DATASET EXTRACT —
○ ○ ○ ○

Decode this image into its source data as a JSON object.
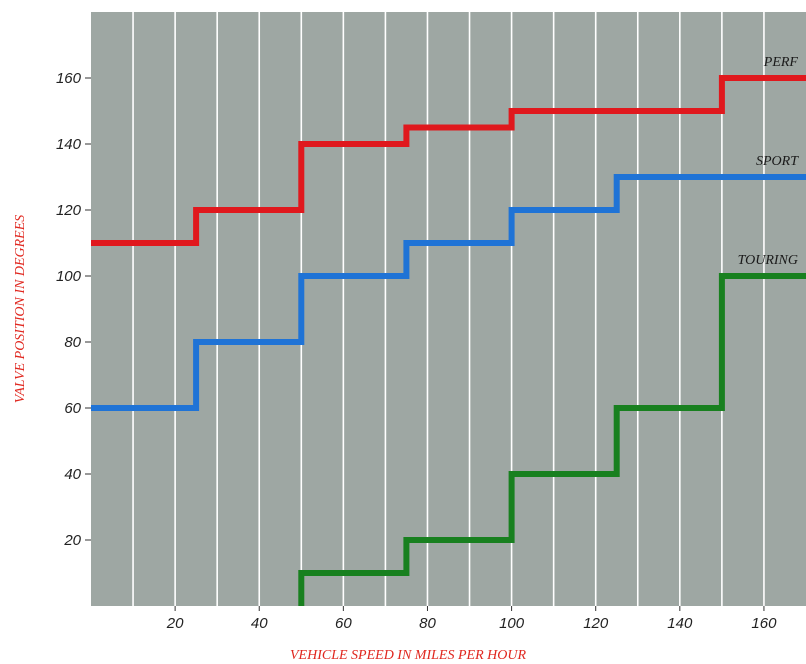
{
  "chart_data": {
    "type": "line",
    "step": true,
    "xlabel": "VEHICLE SPEED IN MILES PER HOUR",
    "ylabel": "VALVE POSITION IN DEGREES",
    "xlim": [
      0,
      170
    ],
    "ylim": [
      0,
      180
    ],
    "x_ticks": [
      20,
      40,
      60,
      80,
      100,
      120,
      140,
      160
    ],
    "y_ticks": [
      20,
      40,
      60,
      80,
      100,
      120,
      140,
      160
    ],
    "x_grid_step": 10,
    "grid": true,
    "legend": "inline labels at right end of each series",
    "colors": {
      "plot_background": "#9ea7a3",
      "grid": "#ffffff",
      "axis_title": "#e0271f"
    },
    "series": [
      {
        "name": "PERF",
        "color": "#e0181d",
        "points": [
          [
            0,
            110
          ],
          [
            25,
            110
          ],
          [
            25,
            120
          ],
          [
            50,
            120
          ],
          [
            50,
            140
          ],
          [
            75,
            140
          ],
          [
            75,
            145
          ],
          [
            100,
            145
          ],
          [
            100,
            150
          ],
          [
            150,
            150
          ],
          [
            150,
            160
          ],
          [
            170,
            160
          ]
        ]
      },
      {
        "name": "SPORT",
        "color": "#1f73d6",
        "points": [
          [
            0,
            60
          ],
          [
            25,
            60
          ],
          [
            25,
            80
          ],
          [
            50,
            80
          ],
          [
            50,
            100
          ],
          [
            75,
            100
          ],
          [
            75,
            110
          ],
          [
            100,
            110
          ],
          [
            100,
            120
          ],
          [
            125,
            120
          ],
          [
            125,
            130
          ],
          [
            170,
            130
          ]
        ]
      },
      {
        "name": "TOURING",
        "color": "#18801f",
        "points": [
          [
            50,
            0
          ],
          [
            50,
            10
          ],
          [
            75,
            10
          ],
          [
            75,
            20
          ],
          [
            100,
            20
          ],
          [
            100,
            40
          ],
          [
            125,
            40
          ],
          [
            125,
            60
          ],
          [
            150,
            60
          ],
          [
            150,
            100
          ],
          [
            170,
            100
          ]
        ]
      }
    ]
  }
}
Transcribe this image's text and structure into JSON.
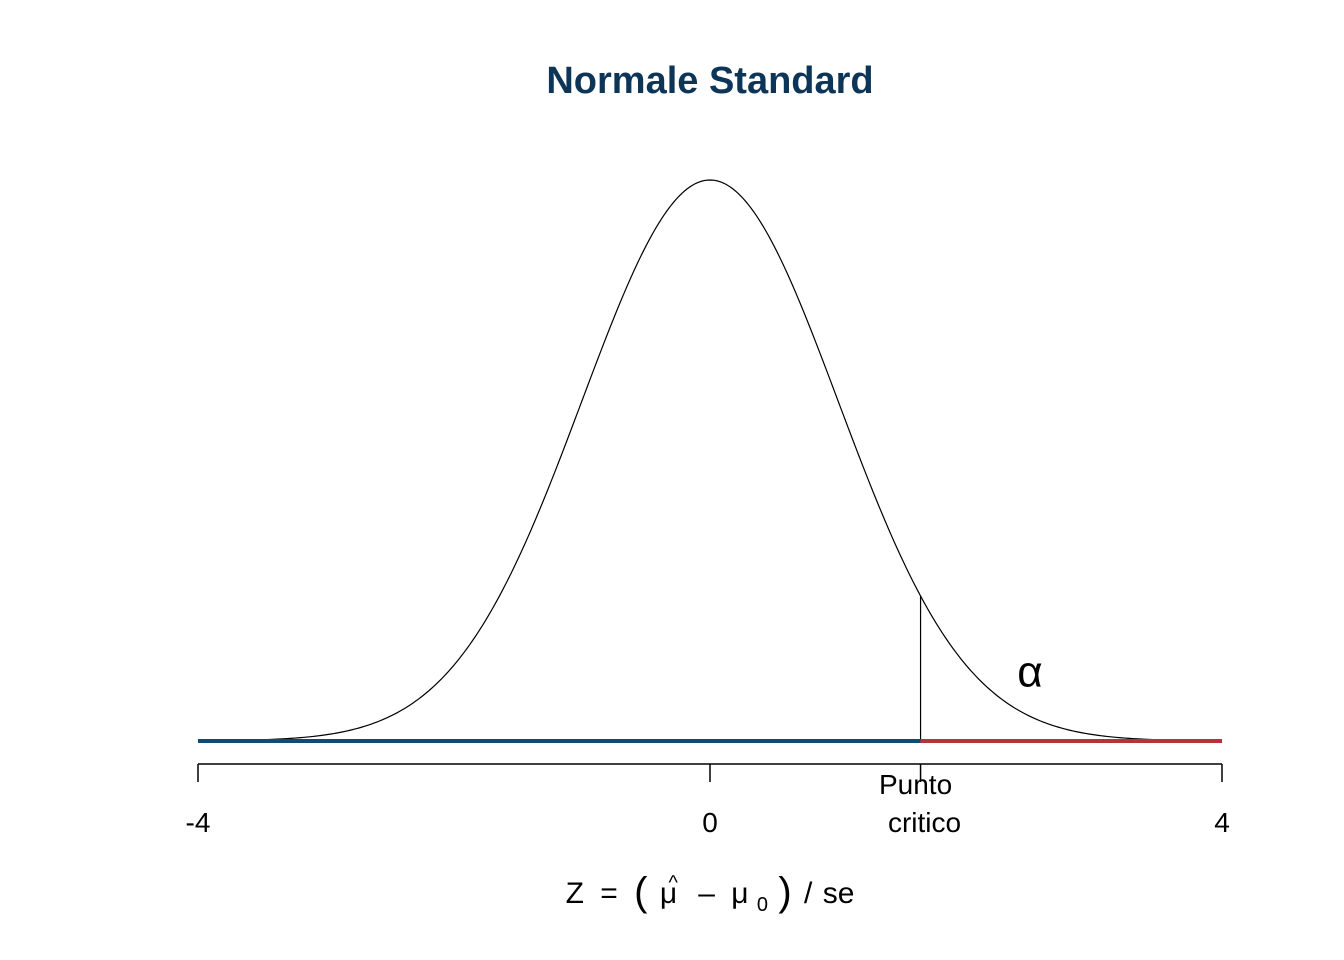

○ ○ ○ ○

Every line of text is to be repeated exactly; pictures are left out.

Decode this image into its source data as a JSON object.
{
  "chart_data": {
    "type": "line",
    "step": true,
    "xlabel": "VEHICLE SPEED IN MILES PER HOUR",
    "ylabel": "VALVE POSITION IN DEGREES",
    "xlim": [
      0,
      170
    ],
    "ylim": [
      0,
      180
    ],
    "x_ticks": [
      20,
      40,
      60,
      80,
      100,
      120,
      140,
      160
    ],
    "y_ticks": [
      20,
      40,
      60,
      80,
      100,
      120,
      140,
      160
    ],
    "x_grid_step": 10,
    "grid": true,
    "legend": "inline labels at right end of each series",
    "colors": {
      "plot_background": "#9ea7a3",
      "grid": "#ffffff",
      "axis_title": "#e0271f"
    },
    "series": [
      {
        "name": "PERF",
        "color": "#e0181d",
        "points": [
          [
            0,
            110
          ],
          [
            25,
            110
          ],
          [
            25,
            120
          ],
          [
            50,
            120
          ],
          [
            50,
            140
          ],
          [
            75,
            140
          ],
          [
            75,
            145
          ],
          [
            100,
            145
          ],
          [
            100,
            150
          ],
          [
            150,
            150
          ],
          [
            150,
            160
          ],
          [
            170,
            160
          ]
        ]
      },
      {
        "name": "SPORT",
        "color": "#1f73d6",
        "points": [
          [
            0,
            60
          ],
          [
            25,
            60
          ],
          [
            25,
            80
          ],
          [
            50,
            80
          ],
          [
            50,
            100
          ],
          [
            75,
            100
          ],
          [
            75,
            110
          ],
          [
            100,
            110
          ],
          [
            100,
            120
          ],
          [
            125,
            120
          ],
          [
            125,
            130
          ],
          [
            170,
            130
          ]
        ]
      },
      {
        "name": "TOURING",
        "color": "#18801f",
        "points": [
          [
            50,
            0
          ],
          [
            50,
            10
          ],
          [
            75,
            10
          ],
          [
            75,
            20
          ],
          [
            100,
            20
          ],
          [
            100,
            40
          ],
          [
            125,
            40
          ],
          [
            125,
            60
          ],
          [
            150,
            60
          ],
          [
            150,
            100
          ],
          [
            170,
            100
          ]
        ]
      }
    ]
  }
}
Transcribe this image's text and structure into JSON.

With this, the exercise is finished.